**Work to complete:**
Render the lines as a Markdown table with the columns "Row" and "Line," omitting any blank lines. Begin at the first of the lines and stop after the line that contains "text-line: Thank you".

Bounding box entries
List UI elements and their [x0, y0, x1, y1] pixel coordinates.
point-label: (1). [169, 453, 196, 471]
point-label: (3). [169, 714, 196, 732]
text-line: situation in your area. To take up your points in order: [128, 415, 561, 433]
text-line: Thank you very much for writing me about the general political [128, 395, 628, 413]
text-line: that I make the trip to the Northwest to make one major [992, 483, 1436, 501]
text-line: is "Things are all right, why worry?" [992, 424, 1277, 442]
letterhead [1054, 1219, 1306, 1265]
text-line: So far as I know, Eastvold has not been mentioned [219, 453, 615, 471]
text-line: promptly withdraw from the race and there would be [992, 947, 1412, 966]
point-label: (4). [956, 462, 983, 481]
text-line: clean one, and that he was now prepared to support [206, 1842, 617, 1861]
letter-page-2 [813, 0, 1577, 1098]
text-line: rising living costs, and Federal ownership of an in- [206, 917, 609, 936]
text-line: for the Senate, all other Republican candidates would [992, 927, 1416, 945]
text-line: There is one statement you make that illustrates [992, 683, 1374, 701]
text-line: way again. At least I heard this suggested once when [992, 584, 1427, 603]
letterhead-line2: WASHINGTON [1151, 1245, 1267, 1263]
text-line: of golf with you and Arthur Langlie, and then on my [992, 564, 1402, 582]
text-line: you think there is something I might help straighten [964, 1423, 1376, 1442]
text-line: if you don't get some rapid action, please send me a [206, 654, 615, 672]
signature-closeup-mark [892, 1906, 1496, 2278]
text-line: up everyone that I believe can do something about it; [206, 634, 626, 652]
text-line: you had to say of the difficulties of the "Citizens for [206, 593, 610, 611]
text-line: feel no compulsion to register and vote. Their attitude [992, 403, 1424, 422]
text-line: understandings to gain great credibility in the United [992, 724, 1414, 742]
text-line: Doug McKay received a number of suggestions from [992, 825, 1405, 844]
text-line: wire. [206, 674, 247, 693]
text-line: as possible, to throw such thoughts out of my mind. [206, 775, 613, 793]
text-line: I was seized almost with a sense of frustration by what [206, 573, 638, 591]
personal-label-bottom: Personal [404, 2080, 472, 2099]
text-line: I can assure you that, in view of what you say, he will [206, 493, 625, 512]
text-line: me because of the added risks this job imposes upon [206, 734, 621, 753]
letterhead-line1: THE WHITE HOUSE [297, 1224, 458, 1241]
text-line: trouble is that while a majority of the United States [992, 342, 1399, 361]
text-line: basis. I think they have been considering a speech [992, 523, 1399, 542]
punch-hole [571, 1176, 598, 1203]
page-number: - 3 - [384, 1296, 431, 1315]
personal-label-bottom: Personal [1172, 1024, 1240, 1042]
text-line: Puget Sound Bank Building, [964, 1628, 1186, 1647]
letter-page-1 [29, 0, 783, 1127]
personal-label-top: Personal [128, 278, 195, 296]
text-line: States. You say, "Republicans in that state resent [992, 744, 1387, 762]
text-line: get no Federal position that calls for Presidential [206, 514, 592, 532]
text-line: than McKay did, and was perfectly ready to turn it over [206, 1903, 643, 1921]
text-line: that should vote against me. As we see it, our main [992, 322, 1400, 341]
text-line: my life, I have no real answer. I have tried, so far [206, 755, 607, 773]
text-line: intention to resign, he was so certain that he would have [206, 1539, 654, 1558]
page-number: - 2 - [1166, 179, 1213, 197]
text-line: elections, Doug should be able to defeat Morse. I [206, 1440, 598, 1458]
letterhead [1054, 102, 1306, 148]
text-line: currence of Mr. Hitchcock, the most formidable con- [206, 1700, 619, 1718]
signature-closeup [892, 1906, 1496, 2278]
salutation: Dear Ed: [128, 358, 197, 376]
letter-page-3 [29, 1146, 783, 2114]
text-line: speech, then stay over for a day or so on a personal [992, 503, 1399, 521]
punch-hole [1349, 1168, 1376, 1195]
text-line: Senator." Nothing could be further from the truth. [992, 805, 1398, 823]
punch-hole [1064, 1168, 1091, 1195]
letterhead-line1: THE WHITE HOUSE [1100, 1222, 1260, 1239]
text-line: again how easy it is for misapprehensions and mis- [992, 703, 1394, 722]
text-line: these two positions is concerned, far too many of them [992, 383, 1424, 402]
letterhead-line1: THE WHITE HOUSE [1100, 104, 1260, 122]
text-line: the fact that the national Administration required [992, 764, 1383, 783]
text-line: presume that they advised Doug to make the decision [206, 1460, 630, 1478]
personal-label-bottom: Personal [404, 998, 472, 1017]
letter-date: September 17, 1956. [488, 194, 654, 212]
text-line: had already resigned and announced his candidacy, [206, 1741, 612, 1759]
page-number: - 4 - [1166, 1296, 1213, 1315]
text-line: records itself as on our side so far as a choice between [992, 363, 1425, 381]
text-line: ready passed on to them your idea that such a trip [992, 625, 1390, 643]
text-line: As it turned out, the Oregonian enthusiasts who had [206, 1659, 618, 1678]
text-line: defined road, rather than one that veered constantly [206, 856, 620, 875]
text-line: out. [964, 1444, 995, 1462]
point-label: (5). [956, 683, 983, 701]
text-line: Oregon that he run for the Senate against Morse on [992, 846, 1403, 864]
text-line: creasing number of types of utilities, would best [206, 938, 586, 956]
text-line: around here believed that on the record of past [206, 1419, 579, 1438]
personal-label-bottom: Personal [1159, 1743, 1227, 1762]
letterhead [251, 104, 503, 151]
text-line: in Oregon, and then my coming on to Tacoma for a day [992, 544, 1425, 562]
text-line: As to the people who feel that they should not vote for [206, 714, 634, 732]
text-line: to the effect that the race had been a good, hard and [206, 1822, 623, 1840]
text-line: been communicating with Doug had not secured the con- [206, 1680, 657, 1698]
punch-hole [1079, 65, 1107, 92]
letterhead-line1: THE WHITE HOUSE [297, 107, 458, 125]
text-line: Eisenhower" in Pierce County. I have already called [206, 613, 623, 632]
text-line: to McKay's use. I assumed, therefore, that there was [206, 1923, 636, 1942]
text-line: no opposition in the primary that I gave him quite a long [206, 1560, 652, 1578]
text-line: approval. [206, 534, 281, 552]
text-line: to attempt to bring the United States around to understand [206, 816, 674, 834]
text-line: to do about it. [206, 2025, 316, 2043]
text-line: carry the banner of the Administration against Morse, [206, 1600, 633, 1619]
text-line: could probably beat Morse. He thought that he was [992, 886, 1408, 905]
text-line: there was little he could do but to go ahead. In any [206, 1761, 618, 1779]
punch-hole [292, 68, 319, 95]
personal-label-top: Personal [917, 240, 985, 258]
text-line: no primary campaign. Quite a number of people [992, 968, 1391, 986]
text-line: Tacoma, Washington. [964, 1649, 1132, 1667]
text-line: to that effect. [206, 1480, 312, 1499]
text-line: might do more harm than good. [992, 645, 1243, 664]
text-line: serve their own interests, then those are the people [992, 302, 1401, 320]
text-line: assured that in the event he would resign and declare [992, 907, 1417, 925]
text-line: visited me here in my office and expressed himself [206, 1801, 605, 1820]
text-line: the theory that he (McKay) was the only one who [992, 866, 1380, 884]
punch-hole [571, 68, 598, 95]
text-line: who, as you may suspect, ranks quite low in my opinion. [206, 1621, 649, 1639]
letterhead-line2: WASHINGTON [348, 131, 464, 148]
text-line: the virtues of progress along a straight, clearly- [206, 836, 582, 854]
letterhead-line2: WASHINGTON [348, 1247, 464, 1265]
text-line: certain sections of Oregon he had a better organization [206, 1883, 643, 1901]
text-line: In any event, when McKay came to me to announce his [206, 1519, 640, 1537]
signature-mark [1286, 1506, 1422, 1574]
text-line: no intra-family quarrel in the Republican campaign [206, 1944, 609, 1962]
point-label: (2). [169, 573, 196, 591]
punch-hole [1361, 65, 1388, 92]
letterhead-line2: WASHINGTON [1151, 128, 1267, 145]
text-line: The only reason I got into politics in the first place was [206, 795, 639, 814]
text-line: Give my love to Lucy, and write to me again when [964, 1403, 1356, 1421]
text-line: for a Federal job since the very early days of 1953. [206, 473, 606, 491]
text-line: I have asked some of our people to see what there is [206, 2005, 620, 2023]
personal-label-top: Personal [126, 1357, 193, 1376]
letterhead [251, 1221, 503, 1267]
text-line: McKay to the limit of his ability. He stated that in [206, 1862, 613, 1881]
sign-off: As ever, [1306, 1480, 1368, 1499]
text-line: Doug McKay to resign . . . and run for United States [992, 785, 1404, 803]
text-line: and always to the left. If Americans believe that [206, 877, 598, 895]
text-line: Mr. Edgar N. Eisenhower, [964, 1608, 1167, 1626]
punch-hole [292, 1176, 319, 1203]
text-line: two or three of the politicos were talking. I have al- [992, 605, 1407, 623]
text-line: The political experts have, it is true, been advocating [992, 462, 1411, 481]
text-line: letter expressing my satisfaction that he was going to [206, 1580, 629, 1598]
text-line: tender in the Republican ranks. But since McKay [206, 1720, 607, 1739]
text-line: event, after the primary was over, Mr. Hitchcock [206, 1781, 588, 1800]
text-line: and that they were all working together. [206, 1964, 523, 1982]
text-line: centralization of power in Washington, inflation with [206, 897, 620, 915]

**Output for this exercise:**
| Row | Line |
|---|---|
| 1 | List UI elements and their [x0, y0, x1, y1] pixel coordinates. |
| 2 | point-label: (1). [169, 453, 196, 471] |
| 3 | point-label: (3). [169, 714, 196, 732] |
| 4 | text-line: situation in your area. To take up your points in order: [128, 415, 561, 433] |
| 5 | text-line: Thank you very much for writing me about the general political [128, 395, 628, 413] |